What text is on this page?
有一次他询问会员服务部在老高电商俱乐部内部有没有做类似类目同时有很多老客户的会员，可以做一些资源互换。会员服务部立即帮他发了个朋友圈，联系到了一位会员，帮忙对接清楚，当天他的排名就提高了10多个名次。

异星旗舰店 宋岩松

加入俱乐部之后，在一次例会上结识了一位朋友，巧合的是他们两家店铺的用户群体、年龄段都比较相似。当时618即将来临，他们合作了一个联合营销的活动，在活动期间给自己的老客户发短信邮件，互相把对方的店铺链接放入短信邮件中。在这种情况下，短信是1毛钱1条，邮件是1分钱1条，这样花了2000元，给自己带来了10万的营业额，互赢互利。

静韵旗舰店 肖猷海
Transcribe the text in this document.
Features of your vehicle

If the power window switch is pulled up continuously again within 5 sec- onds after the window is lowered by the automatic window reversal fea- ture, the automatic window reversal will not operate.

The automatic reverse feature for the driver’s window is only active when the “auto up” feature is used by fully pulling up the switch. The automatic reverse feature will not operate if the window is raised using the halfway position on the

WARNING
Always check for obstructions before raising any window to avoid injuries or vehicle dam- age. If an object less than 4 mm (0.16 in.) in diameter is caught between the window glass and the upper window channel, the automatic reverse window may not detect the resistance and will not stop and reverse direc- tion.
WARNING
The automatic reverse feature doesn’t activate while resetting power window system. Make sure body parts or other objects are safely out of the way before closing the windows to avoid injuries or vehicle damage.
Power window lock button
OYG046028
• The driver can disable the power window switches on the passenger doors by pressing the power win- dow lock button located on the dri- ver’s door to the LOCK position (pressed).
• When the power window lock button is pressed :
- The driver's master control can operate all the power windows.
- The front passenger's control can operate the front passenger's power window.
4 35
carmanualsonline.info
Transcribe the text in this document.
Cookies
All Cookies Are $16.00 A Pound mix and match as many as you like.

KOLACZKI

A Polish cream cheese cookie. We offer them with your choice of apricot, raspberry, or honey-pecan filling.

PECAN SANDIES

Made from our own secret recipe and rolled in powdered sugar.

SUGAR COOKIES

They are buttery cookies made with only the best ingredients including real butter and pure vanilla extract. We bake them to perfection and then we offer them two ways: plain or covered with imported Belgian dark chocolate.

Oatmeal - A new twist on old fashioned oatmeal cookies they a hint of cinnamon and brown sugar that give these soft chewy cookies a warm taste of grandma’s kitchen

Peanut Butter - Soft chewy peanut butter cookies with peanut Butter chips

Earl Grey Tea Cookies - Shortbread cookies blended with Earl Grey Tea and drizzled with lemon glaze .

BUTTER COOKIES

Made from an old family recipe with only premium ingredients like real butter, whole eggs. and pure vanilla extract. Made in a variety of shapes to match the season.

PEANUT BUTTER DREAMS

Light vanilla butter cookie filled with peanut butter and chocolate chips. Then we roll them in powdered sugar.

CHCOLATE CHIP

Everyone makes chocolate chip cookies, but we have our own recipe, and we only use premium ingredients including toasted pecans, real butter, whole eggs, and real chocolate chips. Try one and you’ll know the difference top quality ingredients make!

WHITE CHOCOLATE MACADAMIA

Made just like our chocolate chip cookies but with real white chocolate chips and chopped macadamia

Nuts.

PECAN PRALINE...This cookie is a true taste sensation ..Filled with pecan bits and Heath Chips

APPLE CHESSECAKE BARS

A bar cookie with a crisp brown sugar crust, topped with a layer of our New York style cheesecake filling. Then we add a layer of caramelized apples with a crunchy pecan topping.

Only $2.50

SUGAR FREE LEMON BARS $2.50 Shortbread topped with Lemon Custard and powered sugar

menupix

+===+

▶ [PROBLEM DETAILS] Look through the entries above and count each line holding "like"; report the count alone.

▶ [SOLVED EXERCISE] 3